* EXERCISE DIRECTIONS *
Reproduce the data that follows in its entirety, character for character.
>> start
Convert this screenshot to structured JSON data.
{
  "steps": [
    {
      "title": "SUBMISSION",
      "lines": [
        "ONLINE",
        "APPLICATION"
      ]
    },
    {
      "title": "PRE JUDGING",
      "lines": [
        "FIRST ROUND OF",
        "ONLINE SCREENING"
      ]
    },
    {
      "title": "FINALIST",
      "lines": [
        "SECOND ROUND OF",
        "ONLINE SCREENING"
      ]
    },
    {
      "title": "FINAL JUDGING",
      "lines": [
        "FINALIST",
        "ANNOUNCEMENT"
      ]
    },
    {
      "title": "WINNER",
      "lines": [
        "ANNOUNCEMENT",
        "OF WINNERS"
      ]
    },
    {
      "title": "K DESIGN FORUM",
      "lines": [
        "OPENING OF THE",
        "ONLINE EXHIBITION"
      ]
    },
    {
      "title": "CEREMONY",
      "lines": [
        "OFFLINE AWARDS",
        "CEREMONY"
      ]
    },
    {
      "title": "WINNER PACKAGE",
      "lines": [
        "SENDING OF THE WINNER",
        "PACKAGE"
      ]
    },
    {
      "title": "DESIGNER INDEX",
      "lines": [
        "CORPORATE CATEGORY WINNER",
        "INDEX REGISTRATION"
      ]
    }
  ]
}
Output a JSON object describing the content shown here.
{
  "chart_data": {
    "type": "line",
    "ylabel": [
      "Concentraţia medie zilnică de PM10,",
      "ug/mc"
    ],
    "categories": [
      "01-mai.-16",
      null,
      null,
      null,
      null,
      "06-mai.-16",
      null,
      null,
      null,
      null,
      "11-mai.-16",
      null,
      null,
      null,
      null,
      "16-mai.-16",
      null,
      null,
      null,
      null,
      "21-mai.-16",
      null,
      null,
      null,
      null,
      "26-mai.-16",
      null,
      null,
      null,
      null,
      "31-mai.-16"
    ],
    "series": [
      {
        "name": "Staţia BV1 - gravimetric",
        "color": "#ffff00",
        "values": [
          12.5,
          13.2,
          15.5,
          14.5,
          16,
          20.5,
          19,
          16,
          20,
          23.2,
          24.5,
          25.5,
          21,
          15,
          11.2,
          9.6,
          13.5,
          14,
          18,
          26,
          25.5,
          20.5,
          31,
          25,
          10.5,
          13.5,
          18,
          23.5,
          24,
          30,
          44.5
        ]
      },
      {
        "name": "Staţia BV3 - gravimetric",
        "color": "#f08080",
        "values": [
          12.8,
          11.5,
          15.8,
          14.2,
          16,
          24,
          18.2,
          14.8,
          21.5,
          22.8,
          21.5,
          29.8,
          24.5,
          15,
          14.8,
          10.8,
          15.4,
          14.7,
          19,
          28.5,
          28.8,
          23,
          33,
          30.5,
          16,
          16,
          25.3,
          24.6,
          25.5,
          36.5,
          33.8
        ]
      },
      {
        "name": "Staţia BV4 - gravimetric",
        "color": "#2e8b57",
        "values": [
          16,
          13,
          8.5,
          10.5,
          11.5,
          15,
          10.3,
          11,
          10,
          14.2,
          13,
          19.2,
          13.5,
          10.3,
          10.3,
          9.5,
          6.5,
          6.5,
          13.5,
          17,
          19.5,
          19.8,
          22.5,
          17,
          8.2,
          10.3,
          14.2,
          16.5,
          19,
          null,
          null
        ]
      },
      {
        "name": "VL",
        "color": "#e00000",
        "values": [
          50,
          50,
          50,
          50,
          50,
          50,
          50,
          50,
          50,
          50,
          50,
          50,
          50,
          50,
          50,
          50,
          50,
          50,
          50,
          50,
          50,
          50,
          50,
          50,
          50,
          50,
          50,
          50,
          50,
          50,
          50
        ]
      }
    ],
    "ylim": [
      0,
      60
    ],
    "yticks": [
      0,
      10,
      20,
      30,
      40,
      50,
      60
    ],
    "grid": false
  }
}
>> end
* FINISHED ANSWER *
Convert this screenshot to structured JSON data.
{
  "steps": [
    {
      "title": "SUBMISSION",
      "lines": [
        "ONLINE",
        "APPLICATION"
      ]
    },
    {
      "title": "PRE JUDGING",
      "lines": [
        "FIRST ROUND OF",
        "ONLINE SCREENING"
      ]
    },
    {
      "title": "FINALIST",
      "lines": [
        "SECOND ROUND OF",
        "ONLINE SCREENING"
      ]
    },
    {
      "title": "FINAL JUDGING",
      "lines": [
        "FINALIST",
        "ANNOUNCEMENT"
      ]
    },
    {
      "title": "WINNER",
      "lines": [
        "ANNOUNCEMENT",
        "OF WINNERS"
      ]
    },
    {
      "title": "K DESIGN FORUM",
      "lines": [
        "OPENING OF THE",
        "ONLINE EXHIBITION"
      ]
    },
    {
      "title": "CEREMONY",
      "lines": [
        "OFFLINE AWARDS",
        "CEREMONY"
      ]
    },
    {
      "title": "WINNER PACKAGE",
      "lines": [
        "SENDING OF THE WINNER",
        "PACKAGE"
      ]
    },
    {
      "title": "DESIGNER INDEX",
      "lines": [
        "CORPORATE CATEGORY WINNER",
        "INDEX REGISTRATION"
      ]
    }
  ]
}
Output a JSON object describing the content shown here.
{
  "chart_data": {
    "type": "line",
    "ylabel": [
      "Concentraţia medie zilnică de PM10,",
      "ug/mc"
    ],
    "categories": [
      "01-mai.-16",
      null,
      null,
      null,
      null,
      "06-mai.-16",
      null,
      null,
      null,
      null,
      "11-mai.-16",
      null,
      null,
      null,
      null,
      "16-mai.-16",
      null,
      null,
      null,
      null,
      "21-mai.-16",
      null,
      null,
      null,
      null,
      "26-mai.-16",
      null,
      null,
      null,
      null,
      "31-mai.-16"
    ],
    "series": [
      {
        "name": "Staţia BV1 - gravimetric",
        "color": "#ffff00",
        "values": [
          12.5,
          13.2,
          15.5,
          14.5,
          16,
          20.5,
          19,
          16,
          20,
          23.2,
          24.5,
          25.5,
          21,
          15,
          11.2,
          9.6,
          13.5,
          14,
          18,
          26,
          25.5,
          20.5,
          31,
          25,
          10.5,
          13.5,
          18,
          23.5,
          24,
          30,
          44.5
        ]
      },
      {
        "name": "Staţia BV3 - gravimetric",
        "color": "#f08080",
        "values": [
          12.8,
          11.5,
          15.8,
          14.2,
          16,
          24,
          18.2,
          14.8,
          21.5,
          22.8,
          21.5,
          29.8,
          24.5,
          15,
          14.8,
          10.8,
          15.4,
          14.7,
          19,
          28.5,
          28.8,
          23,
          33,
          30.5,
          16,
          16,
          25.3,
          24.6,
          25.5,
          36.5,
          33.8
        ]
      },
      {
        "name": "Staţia BV4 - gravimetric",
        "color": "#2e8b57",
        "values": [
          16,
          13,
          8.5,
          10.5,
          11.5,
          15,
          10.3,
          11,
          10,
          14.2,
          13,
          19.2,
          13.5,
          10.3,
          10.3,
          9.5,
          6.5,
          6.5,
          13.5,
          17,
          19.5,
          19.8,
          22.5,
          17,
          8.2,
          10.3,
          14.2,
          16.5,
          19,
          null,
          null
        ]
      },
      {
        "name": "VL",
        "color": "#e00000",
        "values": [
          50,
          50,
          50,
          50,
          50,
          50,
          50,
          50,
          50,
          50,
          50,
          50,
          50,
          50,
          50,
          50,
          50,
          50,
          50,
          50,
          50,
          50,
          50,
          50,
          50,
          50,
          50,
          50,
          50,
          50,
          50
        ]
      }
    ],
    "ylim": [
      0,
      60
    ],
    "yticks": [
      0,
      10,
      20,
      30,
      40,
      50,
      60
    ],
    "grid": false
  }
}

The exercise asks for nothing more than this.